#### RECORDS SUPPLIED
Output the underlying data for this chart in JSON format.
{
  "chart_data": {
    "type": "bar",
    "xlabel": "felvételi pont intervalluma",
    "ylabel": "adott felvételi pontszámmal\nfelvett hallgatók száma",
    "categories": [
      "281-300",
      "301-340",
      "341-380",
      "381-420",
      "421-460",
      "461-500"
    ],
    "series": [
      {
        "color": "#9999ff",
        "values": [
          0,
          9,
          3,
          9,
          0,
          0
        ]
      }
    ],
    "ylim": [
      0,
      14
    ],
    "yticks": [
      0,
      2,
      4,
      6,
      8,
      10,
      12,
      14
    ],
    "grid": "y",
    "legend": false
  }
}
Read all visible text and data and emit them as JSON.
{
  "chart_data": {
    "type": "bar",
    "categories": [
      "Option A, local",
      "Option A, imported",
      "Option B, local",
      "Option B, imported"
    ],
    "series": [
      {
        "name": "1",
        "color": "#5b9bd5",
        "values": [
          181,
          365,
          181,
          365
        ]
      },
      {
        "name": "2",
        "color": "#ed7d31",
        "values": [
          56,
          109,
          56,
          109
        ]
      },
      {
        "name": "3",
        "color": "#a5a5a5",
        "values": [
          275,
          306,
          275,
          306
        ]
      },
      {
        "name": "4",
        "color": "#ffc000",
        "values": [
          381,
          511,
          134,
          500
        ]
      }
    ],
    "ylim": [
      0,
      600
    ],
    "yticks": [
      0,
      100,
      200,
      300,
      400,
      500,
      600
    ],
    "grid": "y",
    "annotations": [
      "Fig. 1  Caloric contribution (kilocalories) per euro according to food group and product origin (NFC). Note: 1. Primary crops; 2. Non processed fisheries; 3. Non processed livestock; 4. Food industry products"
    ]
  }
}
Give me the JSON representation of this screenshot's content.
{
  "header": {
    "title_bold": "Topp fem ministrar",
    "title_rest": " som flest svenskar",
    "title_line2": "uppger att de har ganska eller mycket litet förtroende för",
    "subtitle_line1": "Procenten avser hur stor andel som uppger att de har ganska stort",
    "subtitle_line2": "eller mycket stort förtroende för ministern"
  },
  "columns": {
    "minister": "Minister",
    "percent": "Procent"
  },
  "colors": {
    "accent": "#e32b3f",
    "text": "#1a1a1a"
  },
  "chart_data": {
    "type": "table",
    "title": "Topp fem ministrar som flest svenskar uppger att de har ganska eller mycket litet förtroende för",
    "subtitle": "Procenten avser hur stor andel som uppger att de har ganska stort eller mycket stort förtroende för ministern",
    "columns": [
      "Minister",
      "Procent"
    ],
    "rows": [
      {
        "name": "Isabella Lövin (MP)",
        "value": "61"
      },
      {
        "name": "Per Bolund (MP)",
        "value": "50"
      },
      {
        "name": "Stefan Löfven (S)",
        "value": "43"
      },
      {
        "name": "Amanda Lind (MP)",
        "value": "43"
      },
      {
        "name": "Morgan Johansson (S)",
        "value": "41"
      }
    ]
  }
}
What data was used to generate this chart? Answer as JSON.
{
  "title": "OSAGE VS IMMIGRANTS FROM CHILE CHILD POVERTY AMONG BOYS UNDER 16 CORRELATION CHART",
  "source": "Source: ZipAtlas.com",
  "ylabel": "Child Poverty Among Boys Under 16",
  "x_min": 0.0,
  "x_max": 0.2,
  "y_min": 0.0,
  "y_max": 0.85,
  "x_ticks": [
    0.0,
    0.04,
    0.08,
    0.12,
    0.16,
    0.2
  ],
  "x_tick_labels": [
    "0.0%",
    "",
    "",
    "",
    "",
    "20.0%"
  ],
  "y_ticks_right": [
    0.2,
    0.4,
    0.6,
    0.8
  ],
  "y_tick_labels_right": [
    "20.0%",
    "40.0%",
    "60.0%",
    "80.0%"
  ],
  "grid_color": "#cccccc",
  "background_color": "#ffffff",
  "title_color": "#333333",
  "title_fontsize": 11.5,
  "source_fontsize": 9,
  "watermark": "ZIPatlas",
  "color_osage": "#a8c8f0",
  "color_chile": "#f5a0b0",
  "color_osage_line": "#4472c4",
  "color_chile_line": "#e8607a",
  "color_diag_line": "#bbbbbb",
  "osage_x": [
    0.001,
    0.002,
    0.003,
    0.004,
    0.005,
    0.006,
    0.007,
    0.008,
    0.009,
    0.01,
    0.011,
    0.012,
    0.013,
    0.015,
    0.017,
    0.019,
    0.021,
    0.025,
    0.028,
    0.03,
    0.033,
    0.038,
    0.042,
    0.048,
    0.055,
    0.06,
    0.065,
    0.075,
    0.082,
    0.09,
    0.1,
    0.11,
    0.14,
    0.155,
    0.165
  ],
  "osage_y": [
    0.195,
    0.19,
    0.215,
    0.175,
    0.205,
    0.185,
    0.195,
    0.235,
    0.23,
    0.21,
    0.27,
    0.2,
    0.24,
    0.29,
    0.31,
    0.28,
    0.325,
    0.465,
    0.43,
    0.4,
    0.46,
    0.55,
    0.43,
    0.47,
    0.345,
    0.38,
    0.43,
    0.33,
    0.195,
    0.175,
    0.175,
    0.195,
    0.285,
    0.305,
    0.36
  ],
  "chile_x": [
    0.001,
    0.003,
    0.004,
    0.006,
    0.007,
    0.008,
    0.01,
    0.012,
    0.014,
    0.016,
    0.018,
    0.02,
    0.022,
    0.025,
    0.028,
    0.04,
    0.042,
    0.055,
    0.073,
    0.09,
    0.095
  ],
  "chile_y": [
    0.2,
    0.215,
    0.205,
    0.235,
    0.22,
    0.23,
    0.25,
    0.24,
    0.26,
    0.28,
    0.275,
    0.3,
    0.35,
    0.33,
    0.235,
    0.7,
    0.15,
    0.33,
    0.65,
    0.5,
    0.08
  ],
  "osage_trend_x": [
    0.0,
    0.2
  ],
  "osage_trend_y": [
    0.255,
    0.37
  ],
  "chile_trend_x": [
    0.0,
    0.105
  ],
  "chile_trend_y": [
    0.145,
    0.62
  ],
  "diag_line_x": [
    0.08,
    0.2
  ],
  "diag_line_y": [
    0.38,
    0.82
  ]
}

#### DIRECTION
Of the lines above, copy each that contains "ylabel".

#### ANSWER FOR THE TASK
    "ylabel": "adott felvételi pontszámmal\nfelvett hallgatók száma",
  "ylabel": "Child Poverty Among Boys Under 16",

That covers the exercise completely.